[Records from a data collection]
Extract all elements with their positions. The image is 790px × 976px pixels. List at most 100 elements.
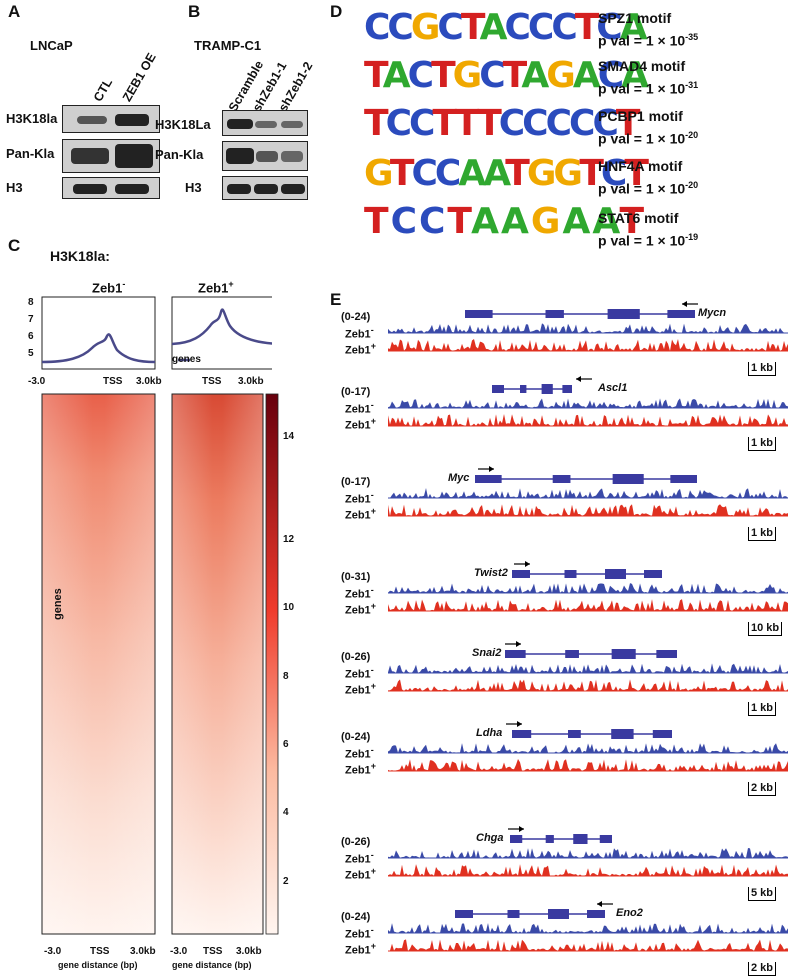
scale-bar: 1 kb <box>748 362 777 376</box>
track-label-zeb1-pos: Zeb1+ <box>345 681 376 697</box>
panel-a-cell-line: LNCaP <box>30 38 73 53</box>
motif-pval-hnf4a: p val = 1 × 10-20 <box>598 180 699 197</box>
cbar-tick-14: 14 <box>283 431 295 442</box>
track-label-zeb1-neg: Zeb1- <box>345 665 374 681</box>
track-range: (0-26) <box>341 651 371 663</box>
profile-neg-x-left: -3.0 <box>28 376 46 387</box>
gene-name: Twist2 <box>474 567 508 579</box>
track-range: (0-31) <box>341 571 371 583</box>
y-tick-6: 6 <box>28 331 34 342</box>
cbar-tick-10: 10 <box>283 602 295 613</box>
track-range: (0-17) <box>341 386 371 398</box>
profile-neg-x-tss: TSS <box>103 376 123 387</box>
heatmap-neg-x-left: -3.0 <box>44 946 62 957</box>
y-tick-5: 5 <box>28 348 34 359</box>
gene-model-and-signal <box>388 641 788 692</box>
track-range: (0-24) <box>341 731 371 743</box>
motif-pval-pcbp1: p val = 1 × 10-20 <box>598 130 699 147</box>
track-label-zeb1-pos: Zeb1+ <box>345 506 376 522</box>
panel-b-row-pankla: Pan-Kla <box>155 147 204 162</box>
tss-profile-plots <box>41 296 272 370</box>
gene-model-and-signal <box>388 301 788 352</box>
panel-a-row-h3k18la: H3K18la <box>6 111 58 126</box>
gene-name: Chga <box>476 832 504 844</box>
gene-model-and-signal <box>388 826 788 877</box>
motif-logo-smad4: TACTGCTAGACA <box>364 55 649 96</box>
gene-name: Ldha <box>476 727 503 739</box>
blot-a-pankla <box>62 139 160 173</box>
heatmap-neg-x-tss: TSS <box>90 946 110 957</box>
blot-a-h3k18la <box>62 105 160 133</box>
scale-bar: 10 kb <box>748 622 783 636</box>
track-label-zeb1-neg: Zeb1- <box>345 925 374 941</box>
scale-bar: 1 kb <box>748 702 777 716</box>
heatmap-pos-x-right: 3.0kb <box>236 946 262 957</box>
gene-name: Myc <box>448 472 470 484</box>
scale-bar: 2 kb <box>748 782 777 796</box>
track-label-zeb1-neg: Zeb1- <box>345 745 374 761</box>
heatmap-neg-xlabel: gene distance (bp) <box>58 960 138 970</box>
panel-e-letter: E <box>330 290 342 309</box>
cbar-tick-12: 12 <box>283 534 295 545</box>
panel-c-letter: C <box>8 236 21 255</box>
panel-a-row-pankla: Pan-Kla <box>6 146 55 161</box>
track-label-zeb1-pos: Zeb1+ <box>345 601 376 617</box>
heatmap-pos-x-left: -3.0 <box>170 946 188 957</box>
track-label-zeb1-pos: Zeb1+ <box>345 866 376 882</box>
motif-name-pcbp1: PCBP1 motif <box>598 108 683 124</box>
track-label-zeb1-neg: Zeb1- <box>345 400 374 416</box>
gene-name: Mycn <box>698 307 727 319</box>
track-range: (0-24) <box>341 311 371 323</box>
panel-b-letter: B <box>188 2 201 21</box>
heatmap-neg-x-right: 3.0kb <box>130 946 156 957</box>
panel-a-letter: A <box>8 2 21 21</box>
heatmap-pos-xlabel: gene distance (bp) <box>172 960 252 970</box>
panel-b-row-h3: H3 <box>185 180 202 195</box>
panel-a-col-zeb1: ZEB1 OE <box>119 50 159 104</box>
panel-a-row-h3: H3 <box>6 180 23 195</box>
gene-model-and-signal <box>388 376 788 427</box>
motif-logo-pcbp1: TCCTTTCCCCCT <box>364 103 640 144</box>
cbar-tick-6: 6 <box>283 739 289 750</box>
track-label-zeb1-pos: Zeb1+ <box>345 341 376 357</box>
track-label-zeb1-neg: Zeb1- <box>345 490 374 506</box>
profile-pos-x-tss: TSS <box>202 376 222 387</box>
track-range: (0-26) <box>341 836 371 848</box>
y-tick-8: 8 <box>28 297 34 308</box>
cbar-tick-8: 8 <box>283 671 289 682</box>
track-label-zeb1-pos: Zeb1+ <box>345 416 376 432</box>
scale-bar: 5 kb <box>748 887 777 901</box>
track-label-zeb1-neg: Zeb1- <box>345 325 374 341</box>
gene-model-and-signal <box>388 721 788 772</box>
motif-name-stat6: STAT6 motif <box>598 210 679 226</box>
motif-logo-spz1: CCGCTACCCTCA <box>364 7 648 48</box>
motif-logo-hnf4a: GTCCAATGGTCT <box>364 153 649 194</box>
scale-bar: 1 kb <box>748 437 777 451</box>
scale-bar: 2 kb <box>748 962 777 976</box>
gene-model-and-signal <box>388 901 788 952</box>
y-tick-7: 7 <box>28 314 34 325</box>
track-range: (0-24) <box>341 911 371 923</box>
profile-title-pos: Zeb1+ <box>198 279 234 296</box>
panel-b-cell-line: TRAMP-C1 <box>194 38 262 53</box>
profile-legend: genes <box>172 354 201 365</box>
track-label-zeb1-neg: Zeb1- <box>345 850 374 866</box>
gene-name: Ascl1 <box>598 382 628 394</box>
h3k18la-heatmaps <box>41 393 279 935</box>
gene-name: Snai2 <box>472 647 502 659</box>
gene-model-and-signal <box>388 561 788 612</box>
scale-bar: 1 kb <box>748 527 777 541</box>
blot-a-h3 <box>62 177 160 199</box>
track-label-zeb1-pos: Zeb1+ <box>345 941 376 957</box>
motif-pval-spz1: p val = 1 × 10-35 <box>598 32 699 49</box>
profile-neg-x-right: 3.0kb <box>136 376 162 387</box>
panel-d-letter: D <box>330 2 343 21</box>
blot-b-h3k18la <box>222 110 308 136</box>
blot-b-pankla <box>222 141 308 171</box>
heatmap-ylabel: genes <box>52 588 64 620</box>
motif-logo-stat6: TCCTAAGAAT <box>364 201 646 242</box>
motif-pval-smad4: p val = 1 × 10-31 <box>598 80 699 97</box>
panel-a-col-ctl: CTL <box>90 75 116 104</box>
motif-name-spz1: SPZ1 motif <box>598 10 672 26</box>
cbar-tick-2: 2 <box>283 876 289 887</box>
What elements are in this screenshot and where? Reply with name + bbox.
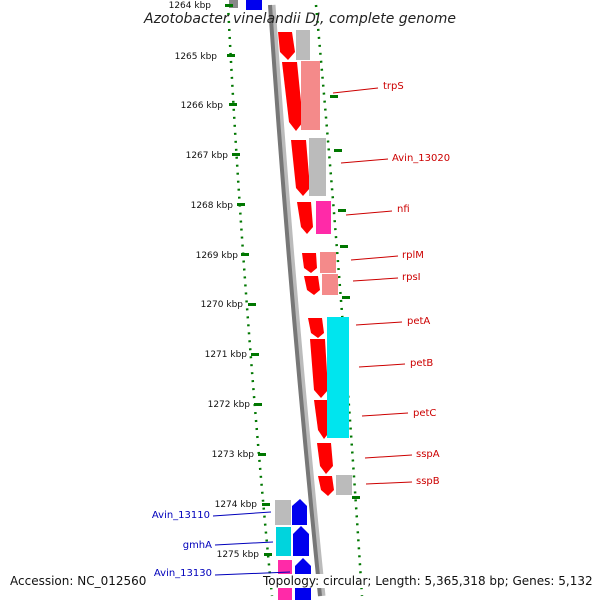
secondary-features (296, 30, 352, 495)
gene-label-avin-13110: Avin_13110 (152, 510, 210, 521)
light-red-feature (301, 61, 320, 130)
tick-label: 1265 kbp (175, 52, 218, 62)
gene-arrow (282, 62, 303, 131)
tracks (226, 4, 364, 597)
gray-feature (309, 138, 326, 196)
blue-gene-arrow (293, 526, 309, 556)
gene-arrow (278, 32, 295, 60)
gene-label-rpsI: rpsI (402, 272, 421, 283)
cyan-feature (327, 317, 349, 438)
gene-label-avin-13020: Avin_13020 (392, 153, 450, 164)
tick-label: 1264 kbp (169, 1, 212, 11)
tick-label: 1271 kbp (205, 350, 248, 360)
gene-arrow (314, 400, 331, 439)
light-red-feature (320, 252, 336, 273)
accession-text: Accession: NC_012560 (10, 574, 147, 588)
backbone (268, 4, 322, 597)
gene-label-nfi: nfi (397, 204, 410, 215)
left-gene-labels: Avin_13110 gmhA Avin_13130 (152, 510, 212, 579)
tick-labels: 1264 kbp 1265 kbp 1266 kbp 1267 kbp 1268… (169, 1, 260, 560)
right-gene-labels: trpS Avin_13020 nfi rplM rpsI petA petB … (383, 81, 450, 487)
gene-arrow (317, 443, 333, 474)
tick-label: 1274 kbp (215, 500, 258, 510)
right-dotted-track (314, 4, 364, 597)
gray-feature (296, 30, 310, 60)
tick-label: 1270 kbp (201, 300, 244, 310)
tick-label: 1272 kbp (208, 400, 251, 410)
right-leaders (332, 87, 413, 485)
cyan-feature (276, 527, 291, 556)
tick-label: 1273 kbp (212, 450, 255, 460)
tick-label: 1268 kbp (191, 201, 234, 211)
blue-gene-arrow (292, 499, 307, 525)
gene-arrow (308, 318, 324, 338)
gene-label-petA: petA (407, 316, 430, 327)
gene-label-gmhA: gmhA (183, 540, 212, 551)
tick-label: 1266 kbp (181, 101, 224, 111)
gray-feature (336, 475, 352, 495)
gene-label-avin-13130: Avin_13130 (154, 568, 212, 579)
genome-summary-text: Topology: circular; Length: 5,365,318 bp… (263, 574, 593, 588)
gene-arrow (302, 253, 317, 273)
map-title: Azotobacter vinelandii DJ, complete geno… (143, 11, 456, 27)
gene-label-sspB: sspB (416, 476, 440, 487)
light-red-feature (322, 274, 338, 295)
gene-label-petB: petB (410, 358, 433, 369)
tick-label: 1275 kbp (217, 550, 260, 560)
gene-label-trpS: trpS (383, 81, 404, 92)
top-features (229, 0, 262, 10)
magenta-feature (316, 201, 331, 234)
blue-feature (246, 0, 262, 10)
gray-feature (229, 0, 238, 8)
gene-arrow (291, 140, 310, 196)
tick-label: 1267 kbp (186, 151, 229, 161)
tick-marks (225, 4, 360, 556)
gene-label-petC: petC (413, 408, 436, 419)
tick-label: 1269 kbp (196, 251, 239, 261)
gene-arrow (318, 476, 334, 496)
gene-arrow (304, 276, 320, 295)
left-leaders (212, 511, 291, 576)
gene-label-sspA: sspA (416, 449, 440, 460)
gene-label-rplM: rplM (402, 250, 424, 261)
gene-arrow (310, 339, 328, 398)
gray-feature (275, 500, 291, 525)
cds-features (278, 32, 334, 496)
gene-arrow (297, 202, 313, 234)
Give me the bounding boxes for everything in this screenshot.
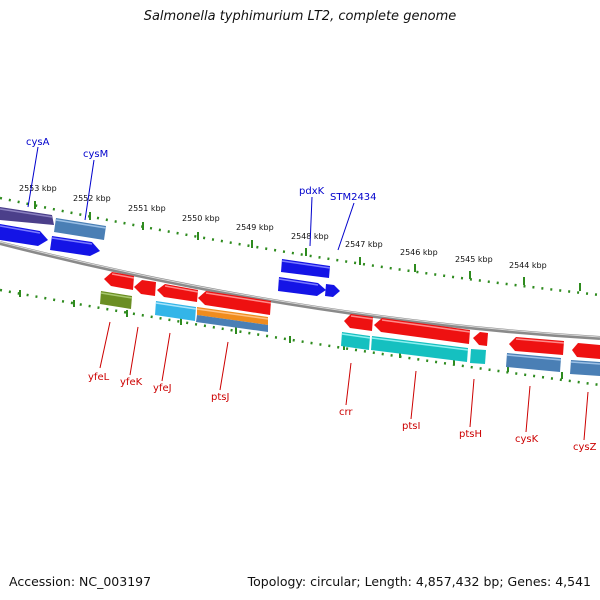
gene-label: cysA: [26, 137, 50, 148]
gene-label: yfeK: [120, 377, 143, 388]
gene-ptsH[interactable]: [473, 332, 488, 346]
gene-label: cysK: [515, 434, 539, 445]
cog-bar-cysK: [506, 353, 561, 372]
scale-label: 2551 kbp: [128, 204, 166, 213]
gene-label: yfeJ: [153, 383, 172, 394]
gene-yfeJ[interactable]: [157, 284, 198, 302]
genome-summary-text: Topology: circular; Length: 4,857,432 bp…: [247, 574, 591, 589]
scale-label: 2545 kbp: [455, 255, 493, 264]
forward-gene-labels: cysA cysM pdxK STM2434: [26, 137, 377, 203]
scale-ring-bottom: [0, 288, 600, 387]
accession-text: Accession: NC_003197: [9, 574, 152, 589]
scale-label: 2544 kbp: [509, 261, 547, 270]
scale-ring-top: [0, 196, 600, 297]
gene-pdxK[interactable]: [278, 277, 326, 296]
gene-label: yfeL: [88, 372, 110, 383]
cog-bar-ptsJ-steel: [196, 315, 268, 332]
gene-ptsJ[interactable]: [198, 291, 271, 315]
gene-cysM-outer[interactable]: [54, 218, 106, 240]
gene-label: ptsI: [402, 421, 420, 432]
gene-STM2434[interactable]: [325, 284, 340, 297]
gene-ptsI[interactable]: [374, 318, 470, 344]
gene-cysA[interactable]: [0, 224, 48, 246]
gene-label: ptsJ: [211, 392, 229, 403]
reverse-gene-labels: yfeL yfeK yfeJ ptsJ crr ptsI ptsH cysK c…: [88, 372, 597, 453]
reverse-genes: [104, 272, 600, 359]
cog-bars: [100, 291, 600, 376]
scale-ticks-top: [34, 201, 581, 291]
scale-label: 2552 kbp: [73, 194, 111, 203]
gene-label: cysM: [83, 149, 108, 160]
gene-label: pdxK: [299, 186, 325, 197]
scale-label: 2548 kbp: [291, 232, 329, 241]
forward-leaders: [27, 146, 355, 251]
forward-genes: [0, 207, 340, 297]
scale-labels: 2553 kbp 2552 kbp 2551 kbp 2550 kbp 2549…: [19, 184, 547, 270]
scale-label: 2553 kbp: [19, 184, 57, 193]
gene-label: STM2434: [330, 192, 377, 203]
map-title: Salmonella typhimurium LT2, complete gen…: [143, 9, 457, 24]
gene-yfeK[interactable]: [134, 280, 156, 296]
scale-label: 2547 kbp: [345, 240, 383, 249]
scale-label: 2550 kbp: [182, 214, 220, 223]
cog-bar-ptsI: [371, 336, 468, 362]
cog-bar-yfeL: [100, 291, 132, 309]
gene-cysZ[interactable]: [572, 343, 600, 359]
gene-cysM[interactable]: [50, 236, 100, 256]
gene-label: crr: [339, 407, 353, 418]
scale-label: 2546 kbp: [400, 248, 438, 257]
cog-bar-ptsH: [470, 349, 486, 364]
gene-label: cysZ: [573, 442, 597, 453]
cog-bar-yfeJ: [155, 301, 196, 321]
genome-backbone: [0, 241, 600, 340]
reverse-leaders: [99, 321, 589, 441]
gene-label: ptsH: [459, 429, 482, 440]
scale-label: 2549 kbp: [236, 223, 274, 232]
gene-pdxK-top[interactable]: [281, 259, 330, 278]
genome-backbone-highlight: [0, 241, 600, 338]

_Exercise goal:_
Find the lines above that contain "Accession" and give their count, with nothing added.

_Response for this exercise:_
2